▶ AIM OF THE EXERCISE:
Which lines include the word "мероприятие"? Copy each of them.

[Start of EXCERPTED DATA]

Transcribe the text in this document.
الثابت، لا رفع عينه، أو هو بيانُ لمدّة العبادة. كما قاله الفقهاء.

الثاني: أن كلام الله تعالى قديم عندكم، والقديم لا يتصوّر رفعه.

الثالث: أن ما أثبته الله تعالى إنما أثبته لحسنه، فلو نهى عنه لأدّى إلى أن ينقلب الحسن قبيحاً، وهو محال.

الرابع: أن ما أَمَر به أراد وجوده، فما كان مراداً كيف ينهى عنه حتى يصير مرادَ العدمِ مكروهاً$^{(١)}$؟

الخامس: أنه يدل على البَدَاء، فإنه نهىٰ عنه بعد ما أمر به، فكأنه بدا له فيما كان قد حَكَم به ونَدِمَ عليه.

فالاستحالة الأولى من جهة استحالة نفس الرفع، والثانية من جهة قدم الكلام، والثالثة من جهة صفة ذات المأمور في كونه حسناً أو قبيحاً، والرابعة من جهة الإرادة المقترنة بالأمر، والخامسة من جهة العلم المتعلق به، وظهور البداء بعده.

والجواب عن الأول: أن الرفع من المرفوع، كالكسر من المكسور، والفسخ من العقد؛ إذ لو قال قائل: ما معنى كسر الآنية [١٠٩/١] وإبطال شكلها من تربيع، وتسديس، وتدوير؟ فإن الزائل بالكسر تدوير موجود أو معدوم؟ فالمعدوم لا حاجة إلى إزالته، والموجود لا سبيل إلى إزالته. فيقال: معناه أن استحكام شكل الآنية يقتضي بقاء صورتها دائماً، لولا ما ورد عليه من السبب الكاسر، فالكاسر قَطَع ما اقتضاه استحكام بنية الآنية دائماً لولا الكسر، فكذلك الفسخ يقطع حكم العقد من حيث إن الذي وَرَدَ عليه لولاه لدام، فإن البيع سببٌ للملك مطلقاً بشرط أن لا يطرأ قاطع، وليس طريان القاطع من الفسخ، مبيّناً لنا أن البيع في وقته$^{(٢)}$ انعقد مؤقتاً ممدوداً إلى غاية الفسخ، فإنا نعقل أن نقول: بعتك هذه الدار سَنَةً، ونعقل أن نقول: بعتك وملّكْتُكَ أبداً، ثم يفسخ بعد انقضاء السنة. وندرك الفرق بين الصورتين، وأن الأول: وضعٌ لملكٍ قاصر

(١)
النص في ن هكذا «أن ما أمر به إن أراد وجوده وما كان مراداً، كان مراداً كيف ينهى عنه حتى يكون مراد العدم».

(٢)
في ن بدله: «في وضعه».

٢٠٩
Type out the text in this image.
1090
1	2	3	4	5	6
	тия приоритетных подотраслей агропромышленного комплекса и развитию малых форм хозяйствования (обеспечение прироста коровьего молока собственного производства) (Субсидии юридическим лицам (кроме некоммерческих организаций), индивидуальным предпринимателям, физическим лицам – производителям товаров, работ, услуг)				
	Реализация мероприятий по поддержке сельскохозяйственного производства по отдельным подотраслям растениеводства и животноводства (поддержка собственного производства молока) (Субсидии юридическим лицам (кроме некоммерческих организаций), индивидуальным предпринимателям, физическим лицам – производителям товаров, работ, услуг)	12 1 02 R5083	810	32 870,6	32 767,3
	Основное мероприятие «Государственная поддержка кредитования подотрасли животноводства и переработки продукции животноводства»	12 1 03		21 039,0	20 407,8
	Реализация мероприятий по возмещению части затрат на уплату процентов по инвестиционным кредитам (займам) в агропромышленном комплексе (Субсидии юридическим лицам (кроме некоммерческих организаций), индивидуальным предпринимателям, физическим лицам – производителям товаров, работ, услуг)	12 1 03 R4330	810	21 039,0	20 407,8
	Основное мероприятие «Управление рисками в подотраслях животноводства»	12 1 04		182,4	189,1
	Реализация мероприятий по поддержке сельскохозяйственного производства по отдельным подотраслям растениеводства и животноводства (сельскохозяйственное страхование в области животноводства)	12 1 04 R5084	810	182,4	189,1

[End of EXCERPTED DATA]

▶ THE RESPONSE:
	Основное мероприятие «Государственная поддержка кредитования подотрасли животноводства и переработки продукции животноводства»	12 1 03		21 039,0	20 407,8
	Основное мероприятие «Управление рисками в подотраслях животноводства»	12 1 04		182,4	189,1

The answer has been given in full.